[Stored records]
┄┄┄┄┄┄┄┄┄┄┄┄┄┄┄┄┄┄┄┄

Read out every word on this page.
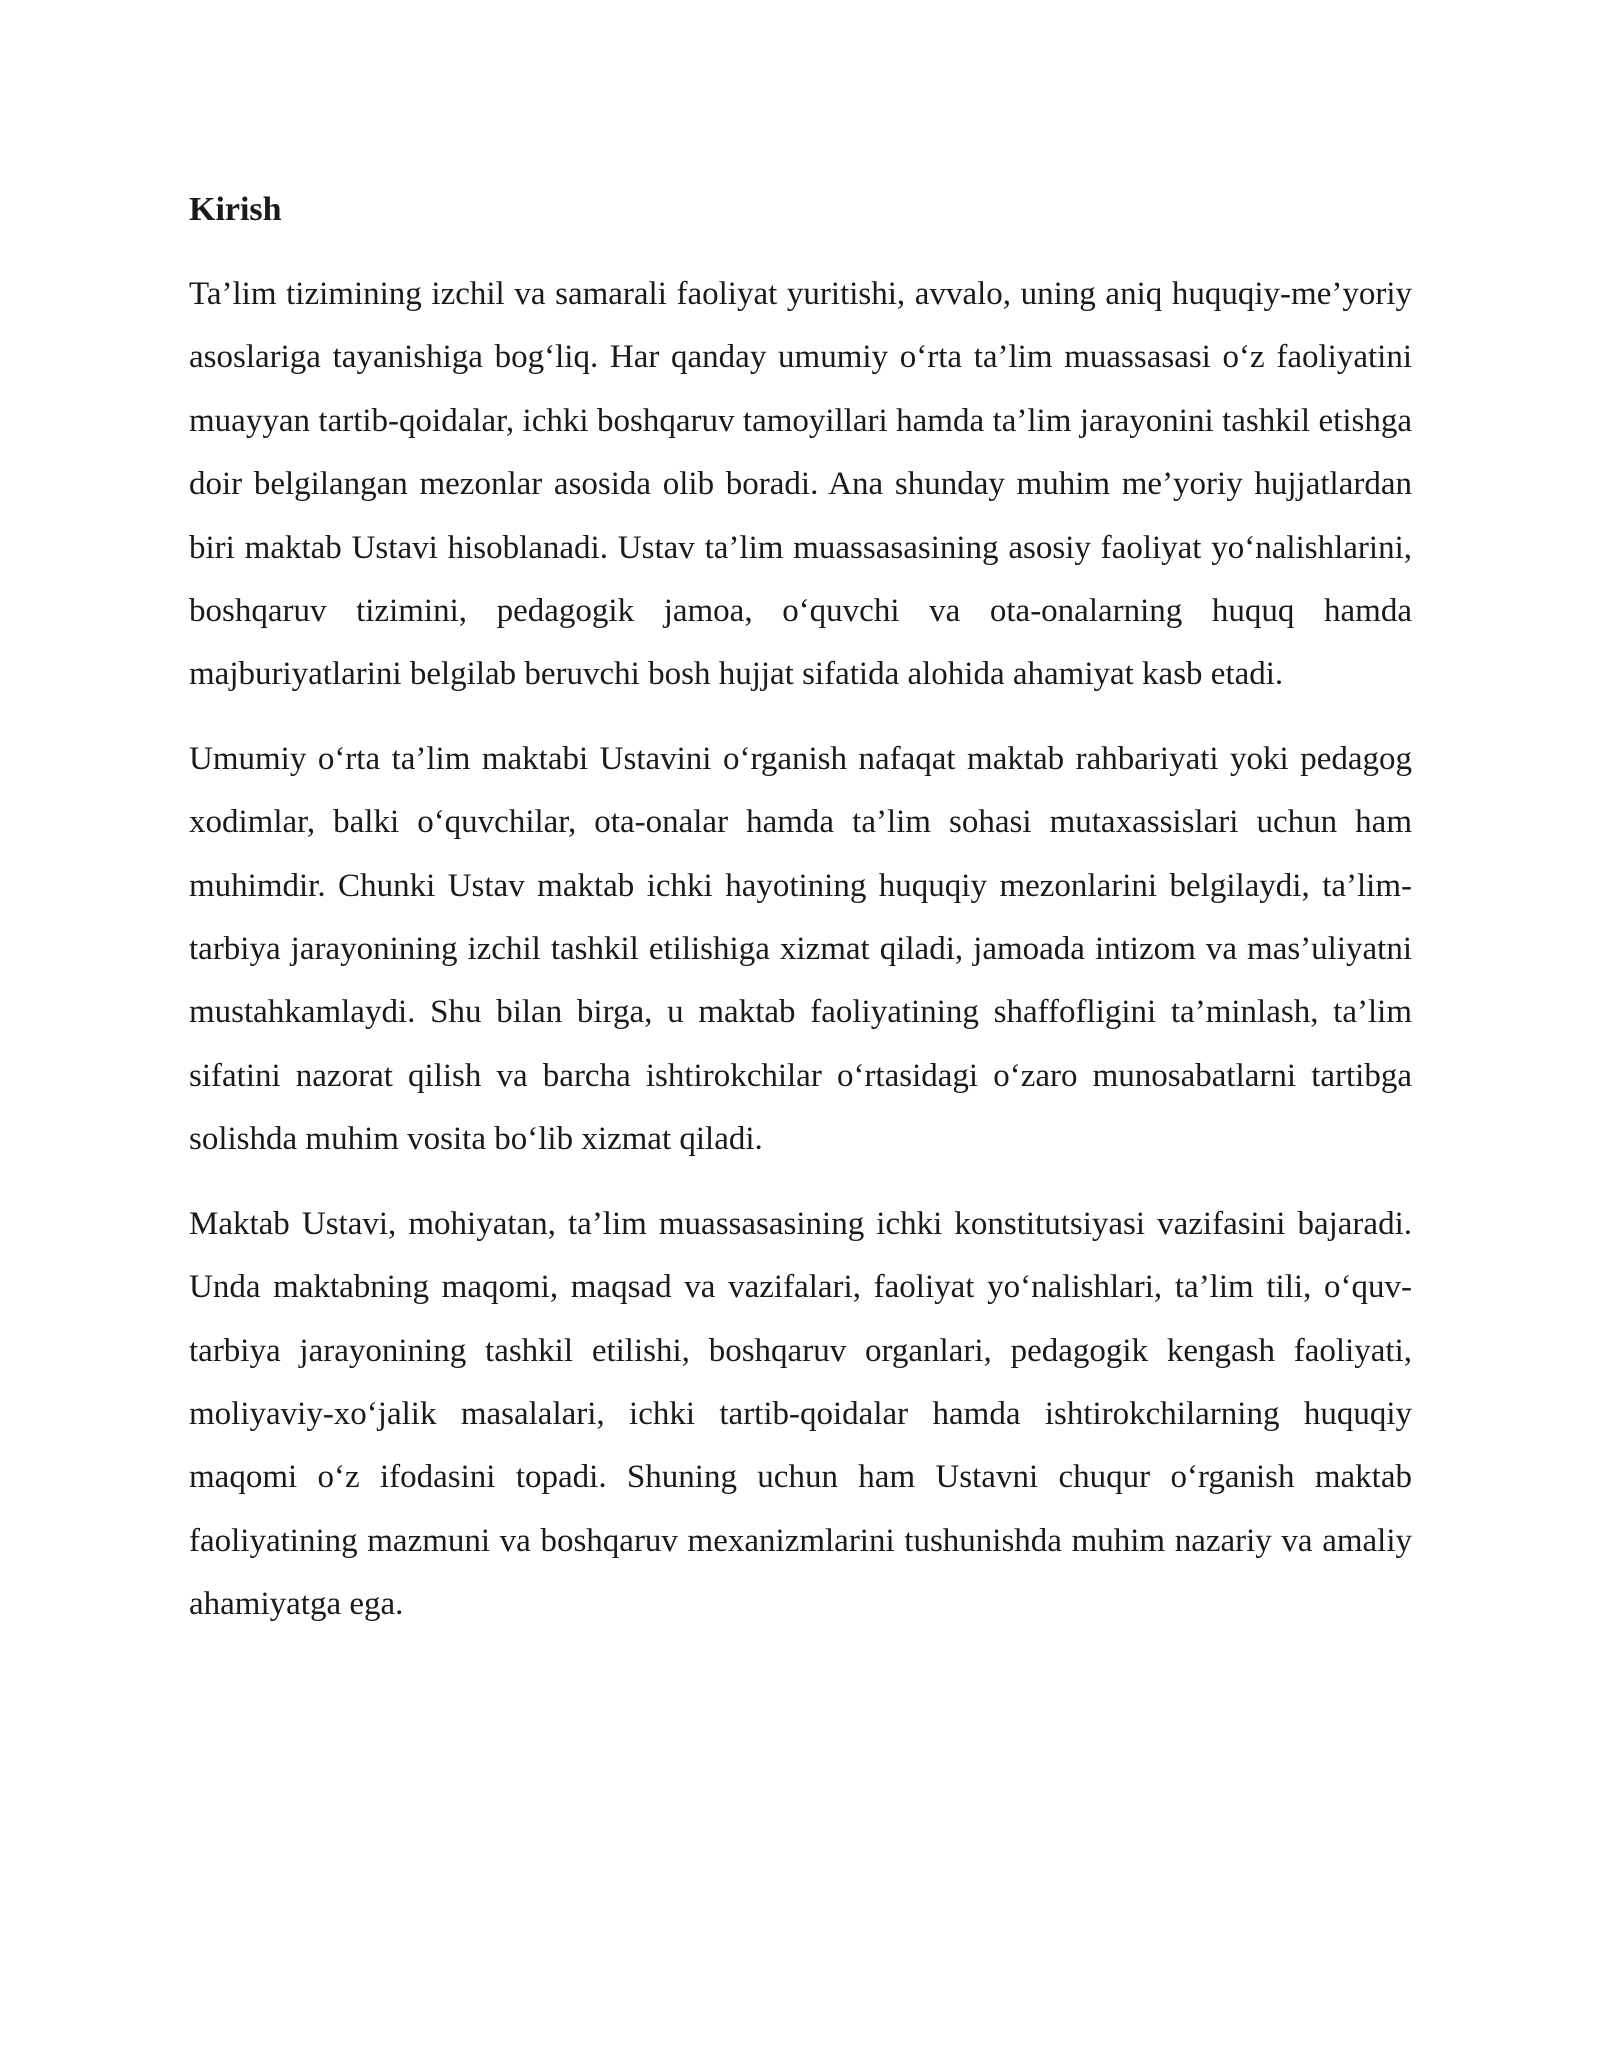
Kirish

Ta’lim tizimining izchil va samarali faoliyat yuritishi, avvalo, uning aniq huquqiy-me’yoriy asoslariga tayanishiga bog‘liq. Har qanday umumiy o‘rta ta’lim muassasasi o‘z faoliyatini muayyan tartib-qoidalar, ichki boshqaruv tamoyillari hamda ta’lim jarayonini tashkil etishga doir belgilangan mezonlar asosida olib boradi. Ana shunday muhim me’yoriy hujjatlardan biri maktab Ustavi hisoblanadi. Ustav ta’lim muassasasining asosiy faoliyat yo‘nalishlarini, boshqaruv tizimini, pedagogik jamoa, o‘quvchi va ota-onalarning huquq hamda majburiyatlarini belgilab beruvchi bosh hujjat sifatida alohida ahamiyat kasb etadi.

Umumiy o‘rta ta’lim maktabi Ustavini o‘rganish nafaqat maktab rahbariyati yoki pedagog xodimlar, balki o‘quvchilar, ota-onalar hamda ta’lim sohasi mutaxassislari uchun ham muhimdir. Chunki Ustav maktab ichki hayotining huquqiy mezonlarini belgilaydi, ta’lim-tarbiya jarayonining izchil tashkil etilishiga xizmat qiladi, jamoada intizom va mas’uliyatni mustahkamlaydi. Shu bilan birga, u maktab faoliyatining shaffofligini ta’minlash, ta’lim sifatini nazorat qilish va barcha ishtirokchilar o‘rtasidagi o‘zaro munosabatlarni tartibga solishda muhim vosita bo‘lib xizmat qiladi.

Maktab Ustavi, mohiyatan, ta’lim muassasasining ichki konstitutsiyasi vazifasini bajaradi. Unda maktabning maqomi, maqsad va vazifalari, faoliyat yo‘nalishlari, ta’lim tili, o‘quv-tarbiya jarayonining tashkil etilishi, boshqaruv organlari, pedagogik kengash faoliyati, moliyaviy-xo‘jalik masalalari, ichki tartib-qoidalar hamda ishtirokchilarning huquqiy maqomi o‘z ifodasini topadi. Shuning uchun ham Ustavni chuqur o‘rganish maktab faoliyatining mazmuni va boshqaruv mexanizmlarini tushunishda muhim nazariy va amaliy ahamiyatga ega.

┄┄┄┄┄┄┄┄┄┄┄┄┄┄┄┄┄┄┄┄

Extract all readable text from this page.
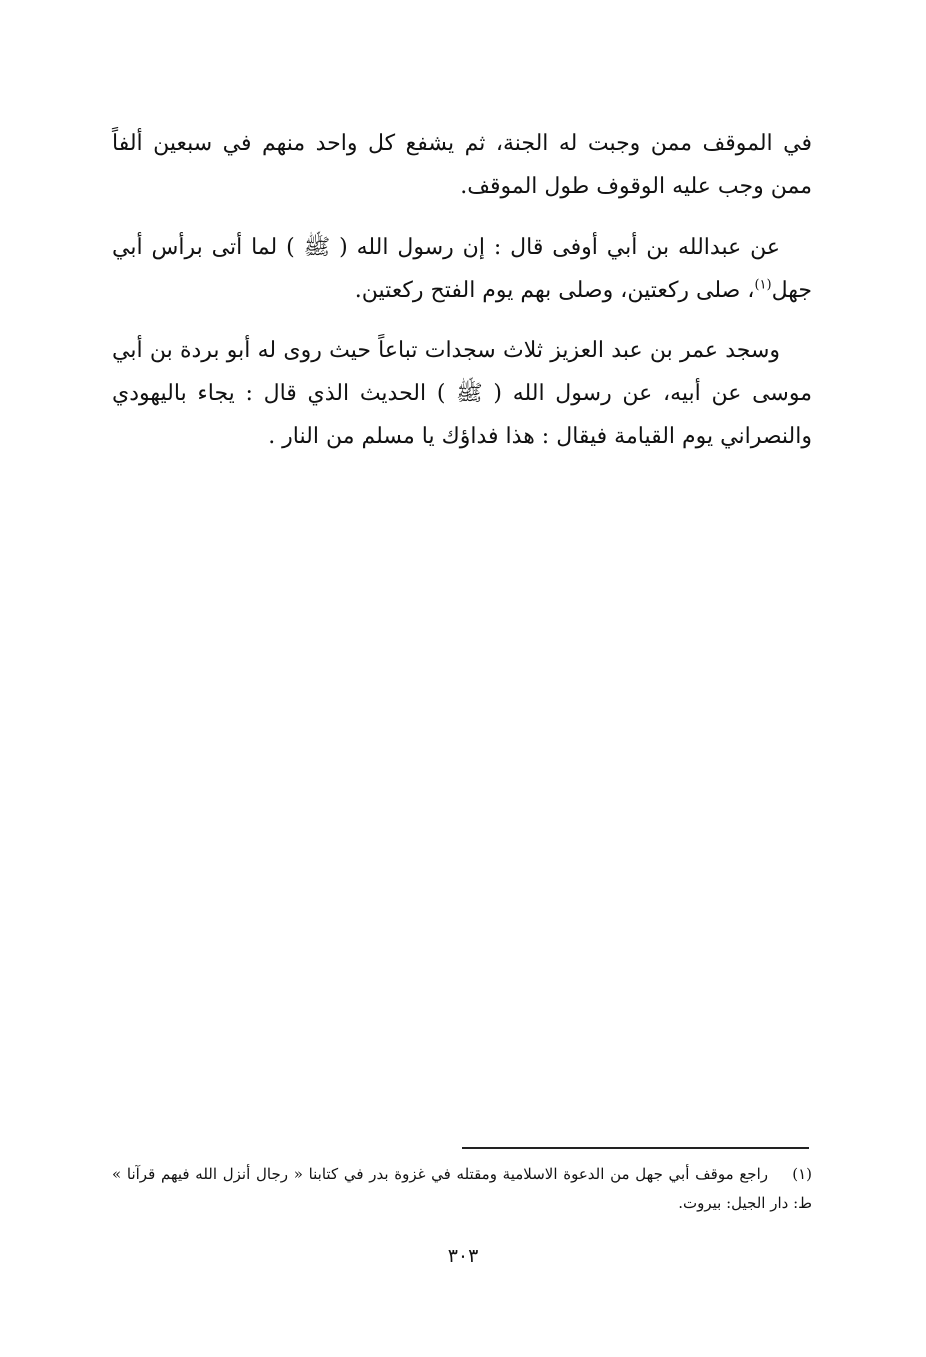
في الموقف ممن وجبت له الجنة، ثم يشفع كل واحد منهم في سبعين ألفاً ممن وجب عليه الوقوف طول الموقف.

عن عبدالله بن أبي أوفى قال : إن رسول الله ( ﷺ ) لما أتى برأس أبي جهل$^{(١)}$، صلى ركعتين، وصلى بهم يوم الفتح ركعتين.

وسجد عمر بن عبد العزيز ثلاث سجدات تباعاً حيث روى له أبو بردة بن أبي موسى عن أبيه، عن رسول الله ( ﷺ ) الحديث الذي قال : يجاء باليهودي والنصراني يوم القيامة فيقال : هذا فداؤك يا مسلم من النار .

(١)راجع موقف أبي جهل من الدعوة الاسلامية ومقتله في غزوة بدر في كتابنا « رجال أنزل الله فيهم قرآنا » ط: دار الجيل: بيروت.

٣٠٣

┄┄┄┄┄┄┄┄┄┄┄┄┄┄┄┄┄┄┄┄

- **WORK REQUIRED**:
Which lines above hold the word "muassasasining"? Copy each of them.

- **SOLUTION TO THE EXERCISE**:
Ta’lim tizimining izchil va samarali faoliyat yuritishi, avvalo, uning aniq huquqiy-me’yoriy asoslariga tayanishiga bog‘liq. Har qanday umumiy o‘rta ta’lim muassasasi o‘z faoliyatini muayyan tartib-qoidalar, ichki boshqaruv tamoyillari hamda ta’lim jarayonini tashkil etishga doir belgilangan mezonlar asosida olib boradi. Ana shunday muhim me’yoriy hujjatlardan biri maktab Ustavi hisoblanadi. Ustav ta’lim muassasasining asosiy faoliyat yo‘nalishlarini, boshqaruv tizimini, pedagogik jamoa, o‘quvchi va ota-onalarning huquq hamda majburiyatlarini belgilab beruvchi bosh hujjat sifatida alohida ahamiyat kasb etadi.
Maktab Ustavi, mohiyatan, ta’lim muassasasining ichki konstitutsiyasi vazifasini bajaradi. Unda maktabning maqomi, maqsad va vazifalari, faoliyat yo‘nalishlari, ta’lim tili, o‘quv-tarbiya jarayonining tashkil etilishi, boshqaruv organlari, pedagogik kengash faoliyati, moliyaviy-xo‘jalik masalalari, ichki tartib-qoidalar hamda ishtirokchilarning huquqiy maqomi o‘z ifodasini topadi. Shuning uchun ham Ustavni chuqur o‘rganish maktab faoliyatining mazmuni va boshqaruv mexanizmlarini tushunishda muhim nazariy va amaliy ahamiyatga ega.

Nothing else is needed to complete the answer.